====== PROVIDED RECORDS ======
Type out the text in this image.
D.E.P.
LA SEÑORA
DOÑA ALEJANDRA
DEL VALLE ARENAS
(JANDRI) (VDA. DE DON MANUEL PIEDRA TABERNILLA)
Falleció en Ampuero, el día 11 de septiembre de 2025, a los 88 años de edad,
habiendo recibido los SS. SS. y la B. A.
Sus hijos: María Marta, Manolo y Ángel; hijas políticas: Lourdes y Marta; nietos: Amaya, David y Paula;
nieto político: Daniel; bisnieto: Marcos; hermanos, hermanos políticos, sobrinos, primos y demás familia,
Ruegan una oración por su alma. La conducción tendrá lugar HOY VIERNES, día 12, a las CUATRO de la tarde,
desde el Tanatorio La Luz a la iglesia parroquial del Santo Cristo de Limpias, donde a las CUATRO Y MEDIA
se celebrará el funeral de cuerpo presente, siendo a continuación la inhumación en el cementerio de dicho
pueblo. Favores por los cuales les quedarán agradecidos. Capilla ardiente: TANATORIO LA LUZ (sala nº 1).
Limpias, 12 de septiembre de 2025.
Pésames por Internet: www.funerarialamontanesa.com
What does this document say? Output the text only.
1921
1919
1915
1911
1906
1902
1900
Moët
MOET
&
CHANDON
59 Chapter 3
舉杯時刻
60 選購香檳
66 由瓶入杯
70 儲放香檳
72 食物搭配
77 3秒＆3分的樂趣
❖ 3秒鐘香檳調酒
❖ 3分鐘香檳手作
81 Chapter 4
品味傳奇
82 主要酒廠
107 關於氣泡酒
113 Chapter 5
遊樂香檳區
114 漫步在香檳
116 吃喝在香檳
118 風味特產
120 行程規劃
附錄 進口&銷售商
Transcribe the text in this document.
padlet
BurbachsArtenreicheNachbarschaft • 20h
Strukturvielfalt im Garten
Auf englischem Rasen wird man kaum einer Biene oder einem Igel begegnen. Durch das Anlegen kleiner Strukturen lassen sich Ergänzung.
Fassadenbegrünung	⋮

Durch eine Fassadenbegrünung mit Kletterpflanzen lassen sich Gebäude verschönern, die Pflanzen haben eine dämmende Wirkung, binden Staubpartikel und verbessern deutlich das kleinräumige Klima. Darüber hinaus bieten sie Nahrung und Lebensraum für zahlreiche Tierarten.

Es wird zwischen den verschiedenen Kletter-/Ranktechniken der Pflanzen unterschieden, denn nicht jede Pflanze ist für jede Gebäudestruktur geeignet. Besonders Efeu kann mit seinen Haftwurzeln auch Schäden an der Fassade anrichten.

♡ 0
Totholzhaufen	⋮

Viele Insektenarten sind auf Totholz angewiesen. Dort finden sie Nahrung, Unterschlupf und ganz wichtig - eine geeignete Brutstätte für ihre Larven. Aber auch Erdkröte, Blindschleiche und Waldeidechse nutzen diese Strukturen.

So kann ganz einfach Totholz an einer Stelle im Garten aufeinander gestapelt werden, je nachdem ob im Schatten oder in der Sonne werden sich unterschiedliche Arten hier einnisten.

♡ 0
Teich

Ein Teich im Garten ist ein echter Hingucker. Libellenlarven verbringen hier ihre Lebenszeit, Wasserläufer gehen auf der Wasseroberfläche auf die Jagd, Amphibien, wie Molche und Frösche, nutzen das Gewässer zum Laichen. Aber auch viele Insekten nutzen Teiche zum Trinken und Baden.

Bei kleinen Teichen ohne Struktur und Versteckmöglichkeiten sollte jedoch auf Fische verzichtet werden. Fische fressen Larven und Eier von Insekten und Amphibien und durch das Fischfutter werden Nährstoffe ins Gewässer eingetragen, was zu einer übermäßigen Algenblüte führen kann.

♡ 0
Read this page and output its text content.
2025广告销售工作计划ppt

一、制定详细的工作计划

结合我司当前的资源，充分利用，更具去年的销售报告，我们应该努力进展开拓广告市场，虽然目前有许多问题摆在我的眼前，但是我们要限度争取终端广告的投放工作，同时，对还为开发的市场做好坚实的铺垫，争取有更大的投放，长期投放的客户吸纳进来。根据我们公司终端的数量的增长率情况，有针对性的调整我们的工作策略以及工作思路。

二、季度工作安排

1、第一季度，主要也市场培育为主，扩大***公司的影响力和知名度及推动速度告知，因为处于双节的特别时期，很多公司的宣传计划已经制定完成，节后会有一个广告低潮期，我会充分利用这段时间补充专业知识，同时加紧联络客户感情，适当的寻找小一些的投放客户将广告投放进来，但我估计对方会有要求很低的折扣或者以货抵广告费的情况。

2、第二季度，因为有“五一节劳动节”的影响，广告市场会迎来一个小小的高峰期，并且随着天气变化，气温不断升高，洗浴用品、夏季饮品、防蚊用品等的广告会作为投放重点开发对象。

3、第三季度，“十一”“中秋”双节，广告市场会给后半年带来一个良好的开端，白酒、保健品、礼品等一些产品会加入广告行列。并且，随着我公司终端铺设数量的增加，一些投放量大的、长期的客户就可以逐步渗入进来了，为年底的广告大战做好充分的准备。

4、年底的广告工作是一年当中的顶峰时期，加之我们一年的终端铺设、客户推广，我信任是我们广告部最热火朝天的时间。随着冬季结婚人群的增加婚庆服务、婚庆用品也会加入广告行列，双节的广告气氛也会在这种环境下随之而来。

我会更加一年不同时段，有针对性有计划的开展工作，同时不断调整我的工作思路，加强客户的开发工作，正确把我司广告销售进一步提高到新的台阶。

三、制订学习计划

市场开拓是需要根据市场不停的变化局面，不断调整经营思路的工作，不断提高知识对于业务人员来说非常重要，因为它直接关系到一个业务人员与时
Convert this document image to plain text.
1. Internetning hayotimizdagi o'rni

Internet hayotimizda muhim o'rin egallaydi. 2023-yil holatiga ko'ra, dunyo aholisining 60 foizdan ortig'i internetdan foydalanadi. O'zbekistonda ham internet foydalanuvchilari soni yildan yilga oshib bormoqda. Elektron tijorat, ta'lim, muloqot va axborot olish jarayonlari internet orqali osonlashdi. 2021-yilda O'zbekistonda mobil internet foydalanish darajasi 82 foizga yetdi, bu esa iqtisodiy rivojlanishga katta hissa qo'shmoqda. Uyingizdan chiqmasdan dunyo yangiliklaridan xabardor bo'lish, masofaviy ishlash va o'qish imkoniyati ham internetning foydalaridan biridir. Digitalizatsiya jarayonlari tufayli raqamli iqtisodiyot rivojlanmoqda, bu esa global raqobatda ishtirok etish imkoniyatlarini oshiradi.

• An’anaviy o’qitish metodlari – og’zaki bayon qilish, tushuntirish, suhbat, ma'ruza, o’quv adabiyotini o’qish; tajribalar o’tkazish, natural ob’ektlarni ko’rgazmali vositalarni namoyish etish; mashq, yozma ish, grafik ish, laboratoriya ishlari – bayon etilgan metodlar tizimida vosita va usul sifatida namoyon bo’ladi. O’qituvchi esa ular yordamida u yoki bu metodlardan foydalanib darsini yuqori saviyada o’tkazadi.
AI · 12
======
● EXERCISE REQUIREMENTS
Write the material out again in its entirety, exactly as shown.

● WRITTEN ANSWER
Type out the text in this image.
D.E.P.
LA SEÑORA
DOÑA ALEJANDRA
DEL VALLE ARENAS
(JANDRI) (VDA. DE DON MANUEL PIEDRA TABERNILLA)
Falleció en Ampuero, el día 11 de septiembre de 2025, a los 88 años de edad,
habiendo recibido los SS. SS. y la B. A.
Sus hijos: María Marta, Manolo y Ángel; hijas políticas: Lourdes y Marta; nietos: Amaya, David y Paula;
nieto político: Daniel; bisnieto: Marcos; hermanos, hermanos políticos, sobrinos, primos y demás familia,
Ruegan una oración por su alma. La conducción tendrá lugar HOY VIERNES, día 12, a las CUATRO de la tarde,
desde el Tanatorio La Luz a la iglesia parroquial del Santo Cristo de Limpias, donde a las CUATRO Y MEDIA
se celebrará el funeral de cuerpo presente, siendo a continuación la inhumación en el cementerio de dicho
pueblo. Favores por los cuales les quedarán agradecidos. Capilla ardiente: TANATORIO LA LUZ (sala nº 1).
Limpias, 12 de septiembre de 2025.
Pésames por Internet: www.funerarialamontanesa.com
What does this document say? Output the text only.
1921
1919
1915
1911
1906
1902
1900
Moët
MOET
&
CHANDON
59 Chapter 3
舉杯時刻
60 選購香檳
66 由瓶入杯
70 儲放香檳
72 食物搭配
77 3秒＆3分的樂趣
❖ 3秒鐘香檳調酒
❖ 3分鐘香檳手作
81 Chapter 4
品味傳奇
82 主要酒廠
107 關於氣泡酒
113 Chapter 5
遊樂香檳區
114 漫步在香檳
116 吃喝在香檳
118 風味特產
120 行程規劃
附錄 進口&銷售商
Transcribe the text in this document.
padlet
BurbachsArtenreicheNachbarschaft • 20h
Strukturvielfalt im Garten
Auf englischem Rasen wird man kaum einer Biene oder einem Igel begegnen. Durch das Anlegen kleiner Strukturen lassen sich Ergänzung.
Fassadenbegrünung	⋮

Durch eine Fassadenbegrünung mit Kletterpflanzen lassen sich Gebäude verschönern, die Pflanzen haben eine dämmende Wirkung, binden Staubpartikel und verbessern deutlich das kleinräumige Klima. Darüber hinaus bieten sie Nahrung und Lebensraum für zahlreiche Tierarten.

Es wird zwischen den verschiedenen Kletter-/Ranktechniken der Pflanzen unterschieden, denn nicht jede Pflanze ist für jede Gebäudestruktur geeignet. Besonders Efeu kann mit seinen Haftwurzeln auch Schäden an der Fassade anrichten.

♡ 0
Totholzhaufen	⋮

Viele Insektenarten sind auf Totholz angewiesen. Dort finden sie Nahrung, Unterschlupf und ganz wichtig - eine geeignete Brutstätte für ihre Larven. Aber auch Erdkröte, Blindschleiche und Waldeidechse nutzen diese Strukturen.

So kann ganz einfach Totholz an einer Stelle im Garten aufeinander gestapelt werden, je nachdem ob im Schatten oder in der Sonne werden sich unterschiedliche Arten hier einnisten.

♡ 0
Teich

Ein Teich im Garten ist ein echter Hingucker. Libellenlarven verbringen hier ihre Lebenszeit, Wasserläufer gehen auf der Wasseroberfläche auf die Jagd, Amphibien, wie Molche und Frösche, nutzen das Gewässer zum Laichen. Aber auch viele Insekten nutzen Teiche zum Trinken und Baden.

Bei kleinen Teichen ohne Struktur und Versteckmöglichkeiten sollte jedoch auf Fische verzichtet werden. Fische fressen Larven und Eier von Insekten und Amphibien und durch das Fischfutter werden Nährstoffe ins Gewässer eingetragen, was zu einer übermäßigen Algenblüte führen kann.

♡ 0
Read this page and output its text content.
2025广告销售工作计划ppt

一、制定详细的工作计划

结合我司当前的资源，充分利用，更具去年的销售报告，我们应该努力进展开拓广告市场，虽然目前有许多问题摆在我的眼前，但是我们要限度争取终端广告的投放工作，同时，对还为开发的市场做好坚实的铺垫，争取有更大的投放，长期投放的客户吸纳进来。根据我们公司终端的数量的增长率情况，有针对性的调整我们的工作策略以及工作思路。

二、季度工作安排

1、第一季度，主要也市场培育为主，扩大***公司的影响力和知名度及推动速度告知，因为处于双节的特别时期，很多公司的宣传计划已经制定完成，节后会有一个广告低潮期，我会充分利用这段时间补充专业知识，同时加紧联络客户感情，适当的寻找小一些的投放客户将广告投放进来，但我估计对方会有要求很低的折扣或者以货抵广告费的情况。

2、第二季度，因为有“五一节劳动节”的影响，广告市场会迎来一个小小的高峰期，并且随着天气变化，气温不断升高，洗浴用品、夏季饮品、防蚊用品等的广告会作为投放重点开发对象。

3、第三季度，“十一”“中秋”双节，广告市场会给后半年带来一个良好的开端，白酒、保健品、礼品等一些产品会加入广告行列。并且，随着我公司终端铺设数量的增加，一些投放量大的、长期的客户就可以逐步渗入进来了，为年底的广告大战做好充分的准备。

4、年底的广告工作是一年当中的顶峰时期，加之我们一年的终端铺设、客户推广，我信任是我们广告部最热火朝天的时间。随着冬季结婚人群的增加婚庆服务、婚庆用品也会加入广告行列，双节的广告气氛也会在这种环境下随之而来。

我会更加一年不同时段，有针对性有计划的开展工作，同时不断调整我的工作思路，加强客户的开发工作，正确把我司广告销售进一步提高到新的台阶。

三、制订学习计划

市场开拓是需要根据市场不停的变化局面，不断调整经营思路的工作，不断提高知识对于业务人员来说非常重要，因为它直接关系到一个业务人员与时
Convert this document image to plain text.
1. Internetning hayotimizdagi o'rni

Internet hayotimizda muhim o'rin egallaydi. 2023-yil holatiga ko'ra, dunyo aholisining 60 foizdan ortig'i internetdan foydalanadi. O'zbekistonda ham internet foydalanuvchilari soni yildan yilga oshib bormoqda. Elektron tijorat, ta'lim, muloqot va axborot olish jarayonlari internet orqali osonlashdi. 2021-yilda O'zbekistonda mobil internet foydalanish darajasi 82 foizga yetdi, bu esa iqtisodiy rivojlanishga katta hissa qo'shmoqda. Uyingizdan chiqmasdan dunyo yangiliklaridan xabardor bo'lish, masofaviy ishlash va o'qish imkoniyati ham internetning foydalaridan biridir. Digitalizatsiya jarayonlari tufayli raqamli iqtisodiyot rivojlanmoqda, bu esa global raqobatda ishtirok etish imkoniyatlarini oshiradi.

• An’anaviy o’qitish metodlari – og’zaki bayon qilish, tushuntirish, suhbat, ma'ruza, o’quv adabiyotini o’qish; tajribalar o’tkazish, natural ob’ektlarni ko’rgazmali vositalarni namoyish etish; mashq, yozma ish, grafik ish, laboratoriya ishlari – bayon etilgan metodlar tizimida vosita va usul sifatida namoyon bo’ladi. O’qituvchi esa ular yordamida u yoki bu metodlardan foydalanib darsini yuqori saviyada o’tkazadi.
AI · 12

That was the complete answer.